Material to process ▸
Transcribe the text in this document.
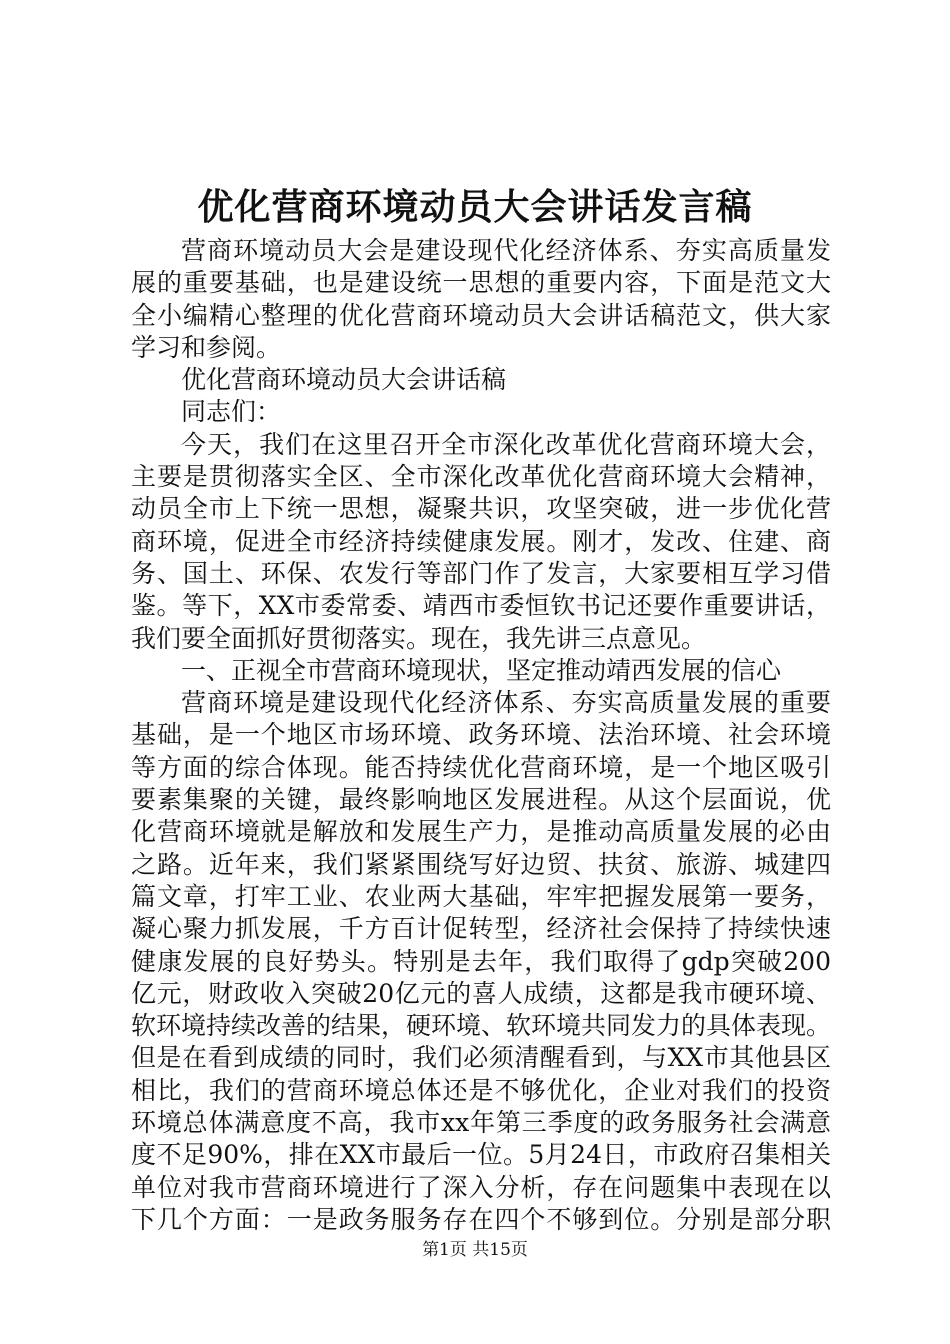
优化营商环境动员大会讲话发言稿
营商环境动员大会是建设现代化经济体系、夯实高质量发
展的重要基础，也是建设统一思想的重要内容，下面是范文大
全小编精心整理的优化营商环境动员大会讲话稿范文，供大家
学习和参阅。
优化营商环境动员大会讲话稿
同志们：
今天，我们在这里召开全市深化改革优化营商环境大会，
主要是贯彻落实全区、全市深化改革优化营商环境大会精神，
动员全市上下统一思想，凝聚共识，攻坚突破，进一步优化营
商环境，促进全市经济持续健康发展。刚才，发改、住建、商
务、国土、环保、农发行等部门作了发言，大家要相互学习借
鉴。等下，XX市委常委、靖西市委恒钦书记还要作重要讲话，
我们要全面抓好贯彻落实。现在，我先讲三点意见。
一、正视全市营商环境现状，坚定推动靖西发展的信心
营商环境是建设现代化经济体系、夯实高质量发展的重要
基础，是一个地区市场环境、政务环境、法治环境、社会环境
等方面的综合体现。能否持续优化营商环境，是一个地区吸引
要素集聚的关键，最终影响地区发展进程。从这个层面说，优
化营商环境就是解放和发展生产力，是推动高质量发展的必由
之路。近年来，我们紧紧围绕写好边贸、扶贫、旅游、城建四
篇文章，打牢工业、农业两大基础，牢牢把握发展第一要务，
凝心聚力抓发展，千方百计促转型，经济社会保持了持续快速
健康发展的良好势头。特别是去年，我们取得了gdp突破200
亿元，财政收入突破20亿元的喜人成绩，这都是我市硬环境、
软环境持续改善的结果，硬环境、软环境共同发力的具体表现。
但是在看到成绩的同时，我们必须清醒看到，与XX市其他县区
相比，我们的营商环境总体还是不够优化，企业对我们的投资
环境总体满意度不高，我市xx年第三季度的政务服务社会满意
度不足90%，排在XX市最后一位。5月24日，市政府召集相关
单位对我市营商环境进行了深入分析，存在问题集中表现在以
下几个方面：一是政务服务存在四个不够到位。分别是部分职
第1页 共15页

The exercise ▸ Extract every line of the data exactly; pictures stay out.

Correct result ▸
Transcribe the text in this document.
优化营商环境动员大会讲话发言稿
营商环境动员大会是建设现代化经济体系、夯实高质量发
展的重要基础，也是建设统一思想的重要内容，下面是范文大
全小编精心整理的优化营商环境动员大会讲话稿范文，供大家
学习和参阅。
优化营商环境动员大会讲话稿
同志们：
今天，我们在这里召开全市深化改革优化营商环境大会，
主要是贯彻落实全区、全市深化改革优化营商环境大会精神，
动员全市上下统一思想，凝聚共识，攻坚突破，进一步优化营
商环境，促进全市经济持续健康发展。刚才，发改、住建、商
务、国土、环保、农发行等部门作了发言，大家要相互学习借
鉴。等下，XX市委常委、靖西市委恒钦书记还要作重要讲话，
我们要全面抓好贯彻落实。现在，我先讲三点意见。
一、正视全市营商环境现状，坚定推动靖西发展的信心
营商环境是建设现代化经济体系、夯实高质量发展的重要
基础，是一个地区市场环境、政务环境、法治环境、社会环境
等方面的综合体现。能否持续优化营商环境，是一个地区吸引
要素集聚的关键，最终影响地区发展进程。从这个层面说，优
化营商环境就是解放和发展生产力，是推动高质量发展的必由
之路。近年来，我们紧紧围绕写好边贸、扶贫、旅游、城建四
篇文章，打牢工业、农业两大基础，牢牢把握发展第一要务，
凝心聚力抓发展，千方百计促转型，经济社会保持了持续快速
健康发展的良好势头。特别是去年，我们取得了gdp突破200
亿元，财政收入突破20亿元的喜人成绩，这都是我市硬环境、
软环境持续改善的结果，硬环境、软环境共同发力的具体表现。
但是在看到成绩的同时，我们必须清醒看到，与XX市其他县区
相比，我们的营商环境总体还是不够优化，企业对我们的投资
环境总体满意度不高，我市xx年第三季度的政务服务社会满意
度不足90%，排在XX市最后一位。5月24日，市政府召集相关
单位对我市营商环境进行了深入分析，存在问题集中表现在以
下几个方面：一是政务服务存在四个不够到位。分别是部分职
第1页 共15页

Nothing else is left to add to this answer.